[Material supplied]:
--- --- ---
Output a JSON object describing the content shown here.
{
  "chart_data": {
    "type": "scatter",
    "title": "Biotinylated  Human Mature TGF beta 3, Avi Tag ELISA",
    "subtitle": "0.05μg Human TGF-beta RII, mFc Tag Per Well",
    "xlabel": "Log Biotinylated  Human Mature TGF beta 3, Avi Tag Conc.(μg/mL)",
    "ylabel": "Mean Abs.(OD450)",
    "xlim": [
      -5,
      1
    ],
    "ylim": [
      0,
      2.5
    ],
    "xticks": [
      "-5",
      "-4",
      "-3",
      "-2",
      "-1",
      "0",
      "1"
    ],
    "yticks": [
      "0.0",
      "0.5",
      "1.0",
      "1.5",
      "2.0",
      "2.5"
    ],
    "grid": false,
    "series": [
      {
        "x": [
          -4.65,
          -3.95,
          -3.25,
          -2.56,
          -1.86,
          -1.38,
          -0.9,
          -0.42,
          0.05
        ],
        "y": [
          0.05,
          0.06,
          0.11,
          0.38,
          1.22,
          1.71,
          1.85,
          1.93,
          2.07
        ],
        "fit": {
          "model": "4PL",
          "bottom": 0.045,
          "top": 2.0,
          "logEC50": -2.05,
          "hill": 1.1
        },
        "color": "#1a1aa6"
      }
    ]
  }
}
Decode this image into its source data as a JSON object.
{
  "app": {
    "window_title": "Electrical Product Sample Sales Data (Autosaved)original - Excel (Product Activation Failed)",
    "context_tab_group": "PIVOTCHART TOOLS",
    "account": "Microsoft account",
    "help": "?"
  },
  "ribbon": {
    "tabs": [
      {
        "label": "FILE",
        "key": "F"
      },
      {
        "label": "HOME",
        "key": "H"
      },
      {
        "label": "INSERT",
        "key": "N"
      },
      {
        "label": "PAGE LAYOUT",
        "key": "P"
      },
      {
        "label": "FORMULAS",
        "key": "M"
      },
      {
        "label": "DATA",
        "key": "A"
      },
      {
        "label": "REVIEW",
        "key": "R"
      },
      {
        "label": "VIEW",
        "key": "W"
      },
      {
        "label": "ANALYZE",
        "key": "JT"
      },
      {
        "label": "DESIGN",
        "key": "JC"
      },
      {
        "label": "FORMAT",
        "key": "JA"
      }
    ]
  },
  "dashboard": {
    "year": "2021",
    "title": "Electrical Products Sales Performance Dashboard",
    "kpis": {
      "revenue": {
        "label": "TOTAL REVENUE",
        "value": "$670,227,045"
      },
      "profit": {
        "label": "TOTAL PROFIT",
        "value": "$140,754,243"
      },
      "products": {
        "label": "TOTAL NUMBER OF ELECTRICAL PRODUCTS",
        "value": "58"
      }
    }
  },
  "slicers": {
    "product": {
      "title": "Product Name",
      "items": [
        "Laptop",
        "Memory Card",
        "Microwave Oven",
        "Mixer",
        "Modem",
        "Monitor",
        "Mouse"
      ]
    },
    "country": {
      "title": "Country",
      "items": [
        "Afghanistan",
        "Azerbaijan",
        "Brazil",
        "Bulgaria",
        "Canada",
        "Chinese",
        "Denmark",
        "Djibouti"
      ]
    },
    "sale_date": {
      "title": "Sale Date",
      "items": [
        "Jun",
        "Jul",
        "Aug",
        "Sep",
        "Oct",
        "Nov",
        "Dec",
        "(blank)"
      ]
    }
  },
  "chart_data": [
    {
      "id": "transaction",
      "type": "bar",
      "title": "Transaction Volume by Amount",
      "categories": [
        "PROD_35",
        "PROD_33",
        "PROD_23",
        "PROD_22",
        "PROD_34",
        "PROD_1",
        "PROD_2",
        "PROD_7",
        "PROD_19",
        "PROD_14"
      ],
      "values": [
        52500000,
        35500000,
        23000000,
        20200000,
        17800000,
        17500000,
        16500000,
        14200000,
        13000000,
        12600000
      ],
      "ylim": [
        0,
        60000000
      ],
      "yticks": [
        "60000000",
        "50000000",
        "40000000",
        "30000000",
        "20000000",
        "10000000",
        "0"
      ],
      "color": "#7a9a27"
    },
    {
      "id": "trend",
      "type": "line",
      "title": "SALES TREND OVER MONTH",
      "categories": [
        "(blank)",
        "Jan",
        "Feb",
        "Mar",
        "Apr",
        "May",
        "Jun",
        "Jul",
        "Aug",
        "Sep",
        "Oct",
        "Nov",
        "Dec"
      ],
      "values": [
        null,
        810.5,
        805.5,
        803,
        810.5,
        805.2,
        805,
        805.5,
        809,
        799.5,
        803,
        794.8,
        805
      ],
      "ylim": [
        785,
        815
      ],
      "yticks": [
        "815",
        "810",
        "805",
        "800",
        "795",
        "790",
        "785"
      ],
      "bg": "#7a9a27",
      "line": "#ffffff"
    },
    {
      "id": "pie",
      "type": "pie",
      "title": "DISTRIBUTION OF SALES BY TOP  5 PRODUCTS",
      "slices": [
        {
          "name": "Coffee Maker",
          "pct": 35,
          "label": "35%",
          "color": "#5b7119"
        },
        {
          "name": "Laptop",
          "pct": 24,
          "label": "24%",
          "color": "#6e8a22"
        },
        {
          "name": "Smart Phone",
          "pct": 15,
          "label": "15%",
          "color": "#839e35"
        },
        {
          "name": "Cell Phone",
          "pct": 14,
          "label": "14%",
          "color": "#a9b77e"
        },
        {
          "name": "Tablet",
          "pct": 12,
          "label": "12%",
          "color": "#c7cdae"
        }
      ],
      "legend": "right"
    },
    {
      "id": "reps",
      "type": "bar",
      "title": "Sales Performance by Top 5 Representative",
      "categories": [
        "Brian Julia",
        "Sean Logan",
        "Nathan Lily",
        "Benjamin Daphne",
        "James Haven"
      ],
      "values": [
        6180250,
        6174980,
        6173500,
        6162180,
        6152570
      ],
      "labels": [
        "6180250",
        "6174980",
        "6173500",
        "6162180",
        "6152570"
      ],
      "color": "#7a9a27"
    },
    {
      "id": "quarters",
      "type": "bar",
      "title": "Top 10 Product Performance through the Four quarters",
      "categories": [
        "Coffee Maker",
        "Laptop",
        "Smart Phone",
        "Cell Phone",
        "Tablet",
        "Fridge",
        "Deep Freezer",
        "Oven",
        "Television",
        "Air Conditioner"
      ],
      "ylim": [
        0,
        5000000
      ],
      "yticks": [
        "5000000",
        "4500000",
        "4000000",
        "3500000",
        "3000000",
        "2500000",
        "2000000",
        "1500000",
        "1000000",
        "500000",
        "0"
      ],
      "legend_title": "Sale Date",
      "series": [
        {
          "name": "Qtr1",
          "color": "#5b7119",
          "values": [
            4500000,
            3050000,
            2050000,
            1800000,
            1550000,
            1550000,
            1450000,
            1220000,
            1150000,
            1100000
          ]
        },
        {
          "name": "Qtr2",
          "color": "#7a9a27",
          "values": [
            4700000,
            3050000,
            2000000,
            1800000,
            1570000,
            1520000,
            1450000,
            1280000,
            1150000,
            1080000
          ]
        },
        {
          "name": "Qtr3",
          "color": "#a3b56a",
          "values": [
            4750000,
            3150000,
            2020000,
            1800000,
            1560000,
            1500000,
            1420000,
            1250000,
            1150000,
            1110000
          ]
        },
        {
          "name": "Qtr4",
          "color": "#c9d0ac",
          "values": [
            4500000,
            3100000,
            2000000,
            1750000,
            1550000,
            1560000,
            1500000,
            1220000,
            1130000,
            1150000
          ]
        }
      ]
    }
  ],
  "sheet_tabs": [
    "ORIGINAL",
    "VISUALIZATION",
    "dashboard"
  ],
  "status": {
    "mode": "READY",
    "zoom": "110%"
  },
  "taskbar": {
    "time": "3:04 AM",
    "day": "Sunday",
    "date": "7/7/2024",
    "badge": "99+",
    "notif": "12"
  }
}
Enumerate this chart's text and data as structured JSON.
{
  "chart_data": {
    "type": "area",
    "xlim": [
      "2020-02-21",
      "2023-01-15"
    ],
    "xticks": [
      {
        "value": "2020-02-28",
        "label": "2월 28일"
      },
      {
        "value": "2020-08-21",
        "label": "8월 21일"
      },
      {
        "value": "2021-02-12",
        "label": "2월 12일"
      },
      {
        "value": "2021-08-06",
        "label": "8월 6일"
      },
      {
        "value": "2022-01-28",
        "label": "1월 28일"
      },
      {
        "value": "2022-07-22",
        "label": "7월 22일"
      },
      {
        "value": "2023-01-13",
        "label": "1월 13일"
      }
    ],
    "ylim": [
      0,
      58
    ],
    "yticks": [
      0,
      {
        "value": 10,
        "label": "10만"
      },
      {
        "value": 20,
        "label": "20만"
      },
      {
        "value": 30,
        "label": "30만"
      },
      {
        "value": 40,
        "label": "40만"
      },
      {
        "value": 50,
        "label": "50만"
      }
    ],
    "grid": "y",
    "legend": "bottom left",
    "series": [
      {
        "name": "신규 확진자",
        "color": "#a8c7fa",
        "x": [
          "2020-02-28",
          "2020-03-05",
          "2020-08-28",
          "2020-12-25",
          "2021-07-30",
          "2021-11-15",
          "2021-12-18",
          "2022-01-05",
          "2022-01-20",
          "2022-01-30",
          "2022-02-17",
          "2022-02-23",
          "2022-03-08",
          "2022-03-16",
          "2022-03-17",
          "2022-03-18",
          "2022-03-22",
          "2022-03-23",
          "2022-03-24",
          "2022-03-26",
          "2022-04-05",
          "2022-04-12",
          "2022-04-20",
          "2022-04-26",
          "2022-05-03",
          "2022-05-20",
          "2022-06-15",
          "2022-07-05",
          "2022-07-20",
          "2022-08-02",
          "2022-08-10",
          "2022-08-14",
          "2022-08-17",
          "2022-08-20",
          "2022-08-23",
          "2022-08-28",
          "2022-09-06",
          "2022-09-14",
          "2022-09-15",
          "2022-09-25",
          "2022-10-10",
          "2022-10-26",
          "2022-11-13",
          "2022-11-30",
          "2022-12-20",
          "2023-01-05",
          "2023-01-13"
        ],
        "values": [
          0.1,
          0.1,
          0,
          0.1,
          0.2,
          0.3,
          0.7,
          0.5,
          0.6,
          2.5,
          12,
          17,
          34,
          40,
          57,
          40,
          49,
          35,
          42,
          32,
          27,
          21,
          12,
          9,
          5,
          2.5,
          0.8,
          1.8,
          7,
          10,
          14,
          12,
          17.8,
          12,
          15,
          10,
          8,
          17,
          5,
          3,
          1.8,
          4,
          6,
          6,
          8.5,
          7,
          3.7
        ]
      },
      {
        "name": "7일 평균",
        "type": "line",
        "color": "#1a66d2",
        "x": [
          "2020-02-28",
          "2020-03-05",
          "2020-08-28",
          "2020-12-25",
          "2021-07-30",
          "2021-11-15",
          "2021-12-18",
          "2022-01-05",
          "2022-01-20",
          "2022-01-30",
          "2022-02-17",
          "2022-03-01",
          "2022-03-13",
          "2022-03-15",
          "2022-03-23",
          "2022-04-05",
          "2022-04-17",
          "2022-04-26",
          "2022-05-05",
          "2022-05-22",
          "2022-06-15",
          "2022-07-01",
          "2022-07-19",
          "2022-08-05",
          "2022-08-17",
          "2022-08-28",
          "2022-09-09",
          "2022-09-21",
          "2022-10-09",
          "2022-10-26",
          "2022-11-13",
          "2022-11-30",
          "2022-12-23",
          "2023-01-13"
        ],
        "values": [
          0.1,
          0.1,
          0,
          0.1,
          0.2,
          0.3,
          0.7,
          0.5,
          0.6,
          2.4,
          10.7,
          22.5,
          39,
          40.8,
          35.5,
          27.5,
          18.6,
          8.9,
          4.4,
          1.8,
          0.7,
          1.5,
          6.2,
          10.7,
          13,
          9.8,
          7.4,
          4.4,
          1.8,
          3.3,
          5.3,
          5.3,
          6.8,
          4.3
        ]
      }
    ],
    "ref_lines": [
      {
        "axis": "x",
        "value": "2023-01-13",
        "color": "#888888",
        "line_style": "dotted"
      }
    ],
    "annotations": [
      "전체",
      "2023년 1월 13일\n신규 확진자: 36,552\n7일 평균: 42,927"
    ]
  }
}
--- --- ---
[What the exercise asks]:
Filter the data for the string "Mature" and copy every line that has it.

[Result for this exercise]:
    "title": "Biotinylated  Human Mature TGF beta 3, Avi Tag ELISA",
    "xlabel": "Log Biotinylated  Human Mature TGF beta 3, Avi Tag Conc.(μg/mL)",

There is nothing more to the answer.